(Element location data)
---------------

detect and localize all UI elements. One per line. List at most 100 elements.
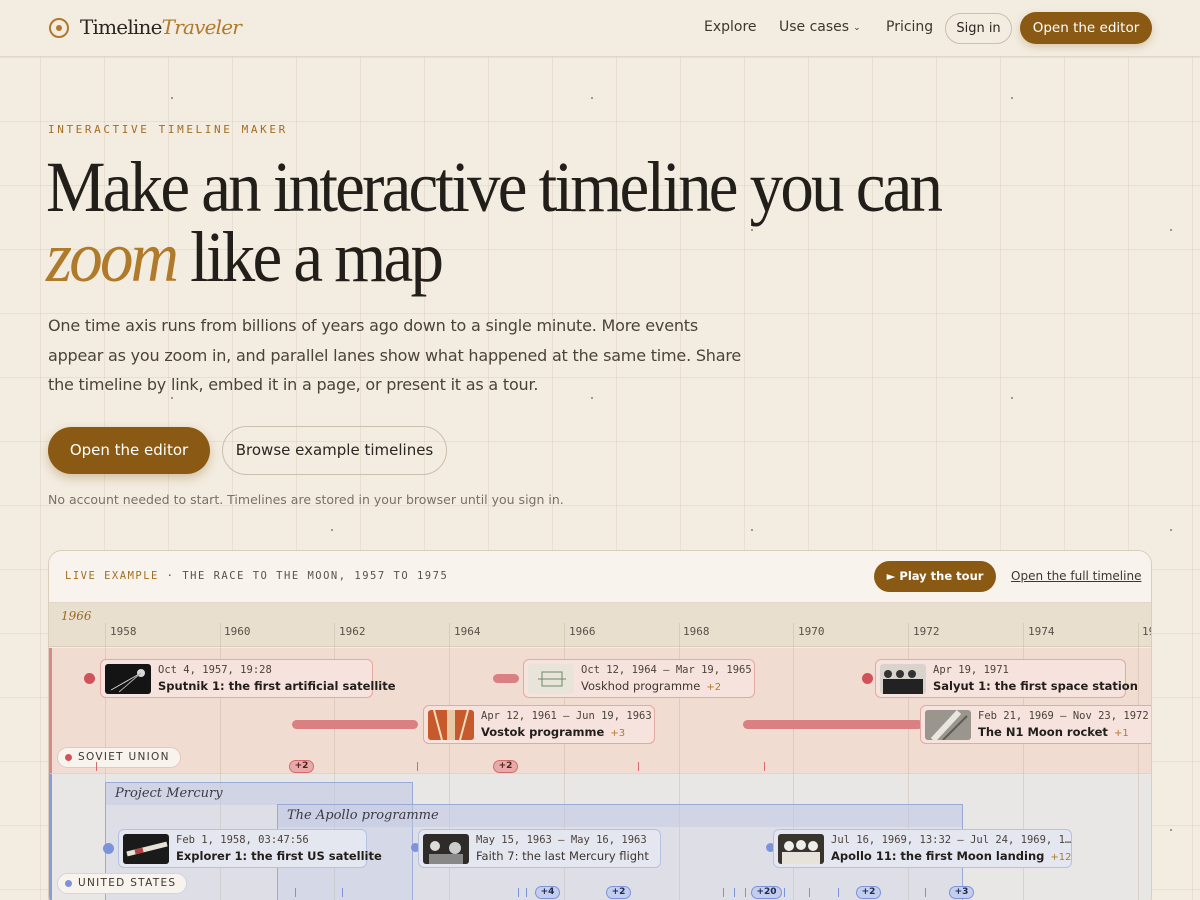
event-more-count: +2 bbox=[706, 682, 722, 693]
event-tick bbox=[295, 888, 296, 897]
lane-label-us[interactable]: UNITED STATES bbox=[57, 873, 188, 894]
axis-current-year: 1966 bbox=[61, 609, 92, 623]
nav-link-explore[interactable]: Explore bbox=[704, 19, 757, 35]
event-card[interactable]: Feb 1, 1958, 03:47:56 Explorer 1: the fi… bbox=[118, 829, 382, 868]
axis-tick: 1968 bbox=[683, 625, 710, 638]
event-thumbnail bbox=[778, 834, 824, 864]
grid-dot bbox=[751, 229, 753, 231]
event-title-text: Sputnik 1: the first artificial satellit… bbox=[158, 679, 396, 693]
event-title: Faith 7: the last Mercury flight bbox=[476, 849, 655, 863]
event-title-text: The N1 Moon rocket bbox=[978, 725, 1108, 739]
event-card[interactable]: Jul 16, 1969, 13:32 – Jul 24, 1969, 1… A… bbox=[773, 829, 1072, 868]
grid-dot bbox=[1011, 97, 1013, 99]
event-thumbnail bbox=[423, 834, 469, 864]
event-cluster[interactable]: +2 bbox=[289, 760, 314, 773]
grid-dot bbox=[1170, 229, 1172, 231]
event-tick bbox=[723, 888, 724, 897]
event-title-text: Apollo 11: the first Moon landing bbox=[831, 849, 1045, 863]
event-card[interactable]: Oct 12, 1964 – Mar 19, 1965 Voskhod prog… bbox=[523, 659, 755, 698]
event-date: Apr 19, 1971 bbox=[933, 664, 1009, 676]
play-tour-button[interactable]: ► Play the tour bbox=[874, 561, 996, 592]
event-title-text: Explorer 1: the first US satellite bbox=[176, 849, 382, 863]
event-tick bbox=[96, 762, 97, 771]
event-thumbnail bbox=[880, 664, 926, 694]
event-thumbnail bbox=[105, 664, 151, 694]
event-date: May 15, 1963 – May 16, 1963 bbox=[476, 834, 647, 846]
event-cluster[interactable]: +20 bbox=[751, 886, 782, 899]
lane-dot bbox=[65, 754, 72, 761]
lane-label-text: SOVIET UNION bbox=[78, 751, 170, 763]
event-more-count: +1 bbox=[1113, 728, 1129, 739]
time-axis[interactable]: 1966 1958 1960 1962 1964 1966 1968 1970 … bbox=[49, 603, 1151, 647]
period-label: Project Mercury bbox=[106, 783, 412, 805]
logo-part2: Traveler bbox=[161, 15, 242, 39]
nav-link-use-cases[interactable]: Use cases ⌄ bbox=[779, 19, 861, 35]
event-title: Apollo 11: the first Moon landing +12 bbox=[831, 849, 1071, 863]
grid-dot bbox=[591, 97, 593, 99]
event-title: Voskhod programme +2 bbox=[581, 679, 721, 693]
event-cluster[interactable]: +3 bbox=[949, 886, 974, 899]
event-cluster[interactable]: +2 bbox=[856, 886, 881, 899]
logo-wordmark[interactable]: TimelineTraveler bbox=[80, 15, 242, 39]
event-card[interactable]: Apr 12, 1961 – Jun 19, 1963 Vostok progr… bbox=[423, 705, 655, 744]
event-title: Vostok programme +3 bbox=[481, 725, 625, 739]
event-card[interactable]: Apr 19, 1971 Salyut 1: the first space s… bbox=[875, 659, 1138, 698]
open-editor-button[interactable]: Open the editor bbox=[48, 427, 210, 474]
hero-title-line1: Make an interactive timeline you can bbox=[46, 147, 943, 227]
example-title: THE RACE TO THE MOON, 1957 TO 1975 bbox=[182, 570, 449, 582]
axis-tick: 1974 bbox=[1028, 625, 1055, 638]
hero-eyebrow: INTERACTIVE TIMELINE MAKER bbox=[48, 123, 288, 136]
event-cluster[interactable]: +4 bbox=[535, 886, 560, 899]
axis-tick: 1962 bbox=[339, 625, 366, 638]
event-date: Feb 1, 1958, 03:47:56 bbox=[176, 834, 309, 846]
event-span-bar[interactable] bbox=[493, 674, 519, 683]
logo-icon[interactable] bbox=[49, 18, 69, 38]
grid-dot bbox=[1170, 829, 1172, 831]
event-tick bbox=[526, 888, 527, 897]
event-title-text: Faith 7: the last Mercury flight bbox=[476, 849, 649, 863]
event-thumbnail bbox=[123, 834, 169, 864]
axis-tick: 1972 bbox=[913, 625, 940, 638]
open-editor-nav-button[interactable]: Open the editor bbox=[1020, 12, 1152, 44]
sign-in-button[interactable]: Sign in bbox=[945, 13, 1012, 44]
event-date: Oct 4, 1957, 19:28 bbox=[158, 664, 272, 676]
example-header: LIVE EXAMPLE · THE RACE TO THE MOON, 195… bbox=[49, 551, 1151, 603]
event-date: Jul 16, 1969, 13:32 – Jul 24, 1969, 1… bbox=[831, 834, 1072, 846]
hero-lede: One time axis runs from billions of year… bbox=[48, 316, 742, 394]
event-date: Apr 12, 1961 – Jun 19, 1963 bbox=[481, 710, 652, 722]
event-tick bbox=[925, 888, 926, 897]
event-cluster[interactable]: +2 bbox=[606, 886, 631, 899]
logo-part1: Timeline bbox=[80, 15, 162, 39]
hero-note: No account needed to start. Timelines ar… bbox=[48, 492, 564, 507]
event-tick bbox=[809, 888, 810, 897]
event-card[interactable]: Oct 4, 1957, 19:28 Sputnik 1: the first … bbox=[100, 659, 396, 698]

---------------

■ **PROBLEM DETAILS**: Please update the listing by replacing every "grid-dot" with "grid-point" and leaving everything else as it is. Write out the revised listing without the pictures.

■ **REPLY TO THE TASK**:
detect and localize all UI elements. One per line. List at most 100 elements.
event-more-count: +2 bbox=[706, 682, 722, 693]
event-tick bbox=[295, 888, 296, 897]
lane-label-us[interactable]: UNITED STATES bbox=[57, 873, 188, 894]
axis-current-year: 1966 bbox=[61, 609, 92, 623]
nav-link-explore[interactable]: Explore bbox=[704, 19, 757, 35]
event-card[interactable]: Feb 1, 1958, 03:47:56 Explorer 1: the fi… bbox=[118, 829, 382, 868]
axis-tick: 1968 bbox=[683, 625, 710, 638]
event-thumbnail bbox=[778, 834, 824, 864]
grid-point bbox=[751, 229, 753, 231]
event-title-text: Sputnik 1: the first artificial satellit… bbox=[158, 679, 396, 693]
event-title: Faith 7: the last Mercury flight bbox=[476, 849, 655, 863]
event-title-text: The N1 Moon rocket bbox=[978, 725, 1108, 739]
event-card[interactable]: Jul 16, 1969, 13:32 – Jul 24, 1969, 1… A… bbox=[773, 829, 1072, 868]
grid-point bbox=[1011, 97, 1013, 99]
event-thumbnail bbox=[423, 834, 469, 864]
event-cluster[interactable]: +2 bbox=[289, 760, 314, 773]
grid-point bbox=[1170, 229, 1172, 231]
event-tick bbox=[723, 888, 724, 897]
event-title-text: Apollo 11: the first Moon landing bbox=[831, 849, 1045, 863]
event-card[interactable]: Oct 12, 1964 – Mar 19, 1965 Voskhod prog… bbox=[523, 659, 755, 698]
event-date: Apr 19, 1971 bbox=[933, 664, 1009, 676]
play-tour-button[interactable]: ► Play the tour bbox=[874, 561, 996, 592]
event-title-text: Explorer 1: the first US satellite bbox=[176, 849, 382, 863]
event-tick bbox=[96, 762, 97, 771]
event-thumbnail bbox=[880, 664, 926, 694]
event-thumbnail bbox=[105, 664, 151, 694]
event-date: May 15, 1963 – May 16, 1963 bbox=[476, 834, 647, 846]
event-cluster[interactable]: +20 bbox=[751, 886, 782, 899]
lane-dot bbox=[65, 754, 72, 761]
lane-label-text: SOVIET UNION bbox=[78, 751, 170, 763]
event-more-count: +1 bbox=[1113, 728, 1129, 739]
time-axis[interactable]: 1966 1958 1960 1962 1964 1966 1968 1970 … bbox=[49, 603, 1151, 647]
period-label: Project Mercury bbox=[106, 783, 412, 805]
logo-part2: Traveler bbox=[161, 15, 242, 39]
nav-link-use-cases[interactable]: Use cases ⌄ bbox=[779, 19, 861, 35]
event-title: Apollo 11: the first Moon landing +12 bbox=[831, 849, 1071, 863]
grid-point bbox=[591, 97, 593, 99]
event-title: Voskhod programme +2 bbox=[581, 679, 721, 693]
event-cluster[interactable]: +3 bbox=[949, 886, 974, 899]
event-cluster[interactable]: +2 bbox=[856, 886, 881, 899]
logo-wordmark[interactable]: TimelineTraveler bbox=[80, 15, 242, 39]
event-card[interactable]: Apr 12, 1961 – Jun 19, 1963 Vostok progr… bbox=[423, 705, 655, 744]
event-title: Vostok programme +3 bbox=[481, 725, 625, 739]
event-card[interactable]: Apr 19, 1971 Salyut 1: the first space s… bbox=[875, 659, 1138, 698]
open-editor-button[interactable]: Open the editor bbox=[48, 427, 210, 474]
hero-title-line1: Make an interactive timeline you can bbox=[46, 147, 943, 227]
example-title: THE RACE TO THE MOON, 1957 TO 1975 bbox=[182, 570, 449, 582]
axis-tick: 1974 bbox=[1028, 625, 1055, 638]
hero-eyebrow: INTERACTIVE TIMELINE MAKER bbox=[48, 123, 288, 136]
event-cluster[interactable]: +4 bbox=[535, 886, 560, 899]
axis-tick: 1962 bbox=[339, 625, 366, 638]
event-date: Feb 1, 1958, 03:47:56 bbox=[176, 834, 309, 846]
event-span-bar[interactable] bbox=[493, 674, 519, 683]
logo-icon[interactable] bbox=[49, 18, 69, 38]
grid-point bbox=[1170, 829, 1172, 831]
event-tick bbox=[526, 888, 527, 897]
event-title-text: Faith 7: the last Mercury flight bbox=[476, 849, 649, 863]
event-thumbnail bbox=[123, 834, 169, 864]
axis-tick: 1972 bbox=[913, 625, 940, 638]
open-editor-nav-button[interactable]: Open the editor bbox=[1020, 12, 1152, 44]
sign-in-button[interactable]: Sign in bbox=[945, 13, 1012, 44]
event-date: Oct 4, 1957, 19:28 bbox=[158, 664, 272, 676]
example-header: LIVE EXAMPLE · THE RACE TO THE MOON, 195… bbox=[49, 551, 1151, 603]
event-date: Jul 16, 1969, 13:32 – Jul 24, 1969, 1… bbox=[831, 834, 1072, 846]
hero-lede: One time axis runs from billions of year… bbox=[48, 316, 742, 394]
event-date: Apr 12, 1961 – Jun 19, 1963 bbox=[481, 710, 652, 722]
event-tick bbox=[925, 888, 926, 897]
event-cluster[interactable]: +2 bbox=[606, 886, 631, 899]
logo-part1: Timeline bbox=[80, 15, 162, 39]
hero-note: No account needed to start. Timelines ar… bbox=[48, 492, 564, 507]
event-tick bbox=[809, 888, 810, 897]
event-card[interactable]: Oct 4, 1957, 19:28 Sputnik 1: the first … bbox=[100, 659, 396, 698]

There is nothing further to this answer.